▶ YOUR INSTRUCTIONS
In the records that follow, show each line where the word "передачи" is present.

▶ SOURCE DATA
....
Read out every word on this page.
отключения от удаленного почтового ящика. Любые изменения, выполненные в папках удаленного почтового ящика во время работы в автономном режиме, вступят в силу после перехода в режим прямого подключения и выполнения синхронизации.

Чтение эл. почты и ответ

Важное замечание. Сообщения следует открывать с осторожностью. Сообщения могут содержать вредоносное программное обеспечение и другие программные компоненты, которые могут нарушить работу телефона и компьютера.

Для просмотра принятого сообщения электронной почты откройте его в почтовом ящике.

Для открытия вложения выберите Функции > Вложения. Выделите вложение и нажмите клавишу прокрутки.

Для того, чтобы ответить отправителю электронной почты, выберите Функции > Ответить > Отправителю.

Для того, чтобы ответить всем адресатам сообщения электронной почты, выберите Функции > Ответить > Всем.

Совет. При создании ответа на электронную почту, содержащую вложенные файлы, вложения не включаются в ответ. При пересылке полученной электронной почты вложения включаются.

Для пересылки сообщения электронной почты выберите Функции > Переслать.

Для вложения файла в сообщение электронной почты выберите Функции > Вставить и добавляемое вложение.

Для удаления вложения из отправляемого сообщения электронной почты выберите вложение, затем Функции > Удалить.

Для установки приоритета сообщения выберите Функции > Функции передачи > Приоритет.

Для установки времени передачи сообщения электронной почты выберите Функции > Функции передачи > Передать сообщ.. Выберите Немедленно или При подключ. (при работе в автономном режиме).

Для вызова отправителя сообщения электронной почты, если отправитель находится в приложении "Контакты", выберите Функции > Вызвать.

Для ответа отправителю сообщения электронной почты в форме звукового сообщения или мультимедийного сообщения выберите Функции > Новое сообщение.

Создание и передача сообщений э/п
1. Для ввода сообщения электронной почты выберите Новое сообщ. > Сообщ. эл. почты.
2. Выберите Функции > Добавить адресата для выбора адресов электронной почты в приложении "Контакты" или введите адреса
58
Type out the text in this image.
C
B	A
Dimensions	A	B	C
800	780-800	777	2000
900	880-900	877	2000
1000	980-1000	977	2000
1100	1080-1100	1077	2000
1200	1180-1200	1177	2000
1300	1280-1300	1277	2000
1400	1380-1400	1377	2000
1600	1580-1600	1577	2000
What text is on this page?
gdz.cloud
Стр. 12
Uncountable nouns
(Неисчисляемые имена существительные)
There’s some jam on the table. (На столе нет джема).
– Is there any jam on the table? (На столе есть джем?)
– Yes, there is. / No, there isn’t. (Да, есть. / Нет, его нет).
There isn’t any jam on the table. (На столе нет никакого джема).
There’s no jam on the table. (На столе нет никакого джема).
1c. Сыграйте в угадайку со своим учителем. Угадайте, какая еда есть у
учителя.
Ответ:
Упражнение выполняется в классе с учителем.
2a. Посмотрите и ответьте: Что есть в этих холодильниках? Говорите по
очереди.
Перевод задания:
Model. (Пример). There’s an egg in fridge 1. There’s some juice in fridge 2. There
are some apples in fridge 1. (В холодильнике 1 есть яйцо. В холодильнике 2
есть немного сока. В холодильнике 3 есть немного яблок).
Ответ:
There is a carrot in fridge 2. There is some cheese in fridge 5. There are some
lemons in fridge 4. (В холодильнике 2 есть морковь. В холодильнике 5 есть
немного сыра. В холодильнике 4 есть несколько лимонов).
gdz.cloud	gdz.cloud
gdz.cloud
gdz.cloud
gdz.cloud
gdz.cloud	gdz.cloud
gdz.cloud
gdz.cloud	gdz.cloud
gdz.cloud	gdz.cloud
....
▶ EXERCISE SOLUTION
Для установки приоритета сообщения выберите Функции > Функции передачи > Приоритет.
Для установки времени передачи сообщения электронной почты выберите Функции > Функции передачи > Передать сообщ.. Выберите Немедленно или При подключ. (при работе в автономном режиме).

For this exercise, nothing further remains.